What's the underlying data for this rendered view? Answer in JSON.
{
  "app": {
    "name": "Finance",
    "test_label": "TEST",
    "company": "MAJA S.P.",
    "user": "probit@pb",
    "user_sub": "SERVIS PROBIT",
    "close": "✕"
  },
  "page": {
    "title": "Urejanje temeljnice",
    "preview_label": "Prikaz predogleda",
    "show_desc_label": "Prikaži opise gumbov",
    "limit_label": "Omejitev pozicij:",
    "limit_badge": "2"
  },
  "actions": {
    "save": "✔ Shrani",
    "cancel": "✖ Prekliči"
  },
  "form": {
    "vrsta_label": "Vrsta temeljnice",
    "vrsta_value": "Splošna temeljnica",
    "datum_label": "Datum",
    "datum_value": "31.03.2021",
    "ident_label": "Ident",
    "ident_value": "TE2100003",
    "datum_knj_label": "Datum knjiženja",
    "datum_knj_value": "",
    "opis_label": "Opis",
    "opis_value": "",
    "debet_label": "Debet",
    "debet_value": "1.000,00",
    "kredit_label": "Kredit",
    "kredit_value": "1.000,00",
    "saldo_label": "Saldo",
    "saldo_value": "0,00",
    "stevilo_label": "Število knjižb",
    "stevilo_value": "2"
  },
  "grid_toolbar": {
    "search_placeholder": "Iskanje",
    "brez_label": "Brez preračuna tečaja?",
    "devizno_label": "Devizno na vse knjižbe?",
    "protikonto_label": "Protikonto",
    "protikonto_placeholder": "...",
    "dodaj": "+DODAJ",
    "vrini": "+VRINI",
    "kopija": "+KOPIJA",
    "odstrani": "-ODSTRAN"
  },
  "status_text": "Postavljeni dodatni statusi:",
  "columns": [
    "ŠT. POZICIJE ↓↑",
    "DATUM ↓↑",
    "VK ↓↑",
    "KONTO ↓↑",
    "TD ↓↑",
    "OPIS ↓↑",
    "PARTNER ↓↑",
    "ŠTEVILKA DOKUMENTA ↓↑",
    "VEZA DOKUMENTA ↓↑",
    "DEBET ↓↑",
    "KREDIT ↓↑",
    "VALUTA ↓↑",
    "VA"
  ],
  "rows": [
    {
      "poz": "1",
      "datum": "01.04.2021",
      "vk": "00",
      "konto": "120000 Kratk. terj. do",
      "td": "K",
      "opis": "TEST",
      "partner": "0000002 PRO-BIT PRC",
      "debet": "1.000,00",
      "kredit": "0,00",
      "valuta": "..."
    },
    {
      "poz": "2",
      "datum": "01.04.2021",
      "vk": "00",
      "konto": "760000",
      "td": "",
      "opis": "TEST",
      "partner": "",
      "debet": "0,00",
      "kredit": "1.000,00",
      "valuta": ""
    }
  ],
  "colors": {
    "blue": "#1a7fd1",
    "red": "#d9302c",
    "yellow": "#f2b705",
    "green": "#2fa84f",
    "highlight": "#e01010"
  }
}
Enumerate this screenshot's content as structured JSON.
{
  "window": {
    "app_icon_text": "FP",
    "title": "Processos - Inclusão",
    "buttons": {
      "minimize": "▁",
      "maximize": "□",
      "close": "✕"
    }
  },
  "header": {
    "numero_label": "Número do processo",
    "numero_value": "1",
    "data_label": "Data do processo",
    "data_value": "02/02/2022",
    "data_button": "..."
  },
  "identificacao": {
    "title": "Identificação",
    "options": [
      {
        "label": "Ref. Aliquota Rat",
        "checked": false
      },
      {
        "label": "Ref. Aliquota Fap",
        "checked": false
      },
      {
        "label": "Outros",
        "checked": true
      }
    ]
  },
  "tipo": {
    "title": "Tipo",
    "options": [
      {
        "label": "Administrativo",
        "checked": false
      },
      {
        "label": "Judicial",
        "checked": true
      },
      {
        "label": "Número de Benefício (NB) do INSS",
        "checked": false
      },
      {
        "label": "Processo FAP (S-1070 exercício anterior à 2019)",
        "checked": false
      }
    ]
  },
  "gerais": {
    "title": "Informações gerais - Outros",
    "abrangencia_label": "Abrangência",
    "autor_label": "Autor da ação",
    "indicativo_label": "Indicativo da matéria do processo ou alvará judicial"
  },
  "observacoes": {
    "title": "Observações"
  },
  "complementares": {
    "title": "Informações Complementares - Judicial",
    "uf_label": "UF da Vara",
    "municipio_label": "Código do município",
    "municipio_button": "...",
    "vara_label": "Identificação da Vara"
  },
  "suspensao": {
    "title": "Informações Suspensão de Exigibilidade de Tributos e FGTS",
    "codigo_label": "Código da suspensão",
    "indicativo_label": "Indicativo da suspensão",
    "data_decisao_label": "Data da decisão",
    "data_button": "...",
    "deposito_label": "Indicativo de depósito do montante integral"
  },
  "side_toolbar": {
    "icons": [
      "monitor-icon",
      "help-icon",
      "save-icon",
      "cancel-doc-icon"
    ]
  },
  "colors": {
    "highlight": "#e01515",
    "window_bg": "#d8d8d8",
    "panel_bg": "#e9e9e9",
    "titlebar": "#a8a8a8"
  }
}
════════
EXERCISE AIM: Each line above must be reproduced exactly as it stands.

FULL RESPONSE:
What's the underlying data for this rendered view? Answer in JSON.
{
  "app": {
    "name": "Finance",
    "test_label": "TEST",
    "company": "MAJA S.P.",
    "user": "probit@pb",
    "user_sub": "SERVIS PROBIT",
    "close": "✕"
  },
  "page": {
    "title": "Urejanje temeljnice",
    "preview_label": "Prikaz predogleda",
    "show_desc_label": "Prikaži opise gumbov",
    "limit_label": "Omejitev pozicij:",
    "limit_badge": "2"
  },
  "actions": {
    "save": "✔ Shrani",
    "cancel": "✖ Prekliči"
  },
  "form": {
    "vrsta_label": "Vrsta temeljnice",
    "vrsta_value": "Splošna temeljnica",
    "datum_label": "Datum",
    "datum_value": "31.03.2021",
    "ident_label": "Ident",
    "ident_value": "TE2100003",
    "datum_knj_label": "Datum knjiženja",
    "datum_knj_value": "",
    "opis_label": "Opis",
    "opis_value": "",
    "debet_label": "Debet",
    "debet_value": "1.000,00",
    "kredit_label": "Kredit",
    "kredit_value": "1.000,00",
    "saldo_label": "Saldo",
    "saldo_value": "0,00",
    "stevilo_label": "Število knjižb",
    "stevilo_value": "2"
  },
  "grid_toolbar": {
    "search_placeholder": "Iskanje",
    "brez_label": "Brez preračuna tečaja?",
    "devizno_label": "Devizno na vse knjižbe?",
    "protikonto_label": "Protikonto",
    "protikonto_placeholder": "...",
    "dodaj": "+DODAJ",
    "vrini": "+VRINI",
    "kopija": "+KOPIJA",
    "odstrani": "-ODSTRAN"
  },
  "status_text": "Postavljeni dodatni statusi:",
  "columns": [
    "ŠT. POZICIJE ↓↑",
    "DATUM ↓↑",
    "VK ↓↑",
    "KONTO ↓↑",
    "TD ↓↑",
    "OPIS ↓↑",
    "PARTNER ↓↑",
    "ŠTEVILKA DOKUMENTA ↓↑",
    "VEZA DOKUMENTA ↓↑",
    "DEBET ↓↑",
    "KREDIT ↓↑",
    "VALUTA ↓↑",
    "VA"
  ],
  "rows": [
    {
      "poz": "1",
      "datum": "01.04.2021",
      "vk": "00",
      "konto": "120000 Kratk. terj. do",
      "td": "K",
      "opis": "TEST",
      "partner": "0000002 PRO-BIT PRC",
      "debet": "1.000,00",
      "kredit": "0,00",
      "valuta": "..."
    },
    {
      "poz": "2",
      "datum": "01.04.2021",
      "vk": "00",
      "konto": "760000",
      "td": "",
      "opis": "TEST",
      "partner": "",
      "debet": "0,00",
      "kredit": "1.000,00",
      "valuta": ""
    }
  ],
  "colors": {
    "blue": "#1a7fd1",
    "red": "#d9302c",
    "yellow": "#f2b705",
    "green": "#2fa84f",
    "highlight": "#e01010"
  }
}
Enumerate this screenshot's content as structured JSON.
{
  "window": {
    "app_icon_text": "FP",
    "title": "Processos - Inclusão",
    "buttons": {
      "minimize": "▁",
      "maximize": "□",
      "close": "✕"
    }
  },
  "header": {
    "numero_label": "Número do processo",
    "numero_value": "1",
    "data_label": "Data do processo",
    "data_value": "02/02/2022",
    "data_button": "..."
  },
  "identificacao": {
    "title": "Identificação",
    "options": [
      {
        "label": "Ref. Aliquota Rat",
        "checked": false
      },
      {
        "label": "Ref. Aliquota Fap",
        "checked": false
      },
      {
        "label": "Outros",
        "checked": true
      }
    ]
  },
  "tipo": {
    "title": "Tipo",
    "options": [
      {
        "label": "Administrativo",
        "checked": false
      },
      {
        "label": "Judicial",
        "checked": true
      },
      {
        "label": "Número de Benefício (NB) do INSS",
        "checked": false
      },
      {
        "label": "Processo FAP (S-1070 exercício anterior à 2019)",
        "checked": false
      }
    ]
  },
  "gerais": {
    "title": "Informações gerais - Outros",
    "abrangencia_label": "Abrangência",
    "autor_label": "Autor da ação",
    "indicativo_label": "Indicativo da matéria do processo ou alvará judicial"
  },
  "observacoes": {
    "title": "Observações"
  },
  "complementares": {
    "title": "Informações Complementares - Judicial",
    "uf_label": "UF da Vara",
    "municipio_label": "Código do município",
    "municipio_button": "...",
    "vara_label": "Identificação da Vara"
  },
  "suspensao": {
    "title": "Informações Suspensão de Exigibilidade de Tributos e FGTS",
    "codigo_label": "Código da suspensão",
    "indicativo_label": "Indicativo da suspensão",
    "data_decisao_label": "Data da decisão",
    "data_button": "...",
    "deposito_label": "Indicativo de depósito do montante integral"
  },
  "side_toolbar": {
    "icons": [
      "monitor-icon",
      "help-icon",
      "save-icon",
      "cancel-doc-icon"
    ]
  },
  "colors": {
    "highlight": "#e01515",
    "window_bg": "#d8d8d8",
    "panel_bg": "#e9e9e9",
    "titlebar": "#a8a8a8"
  }
}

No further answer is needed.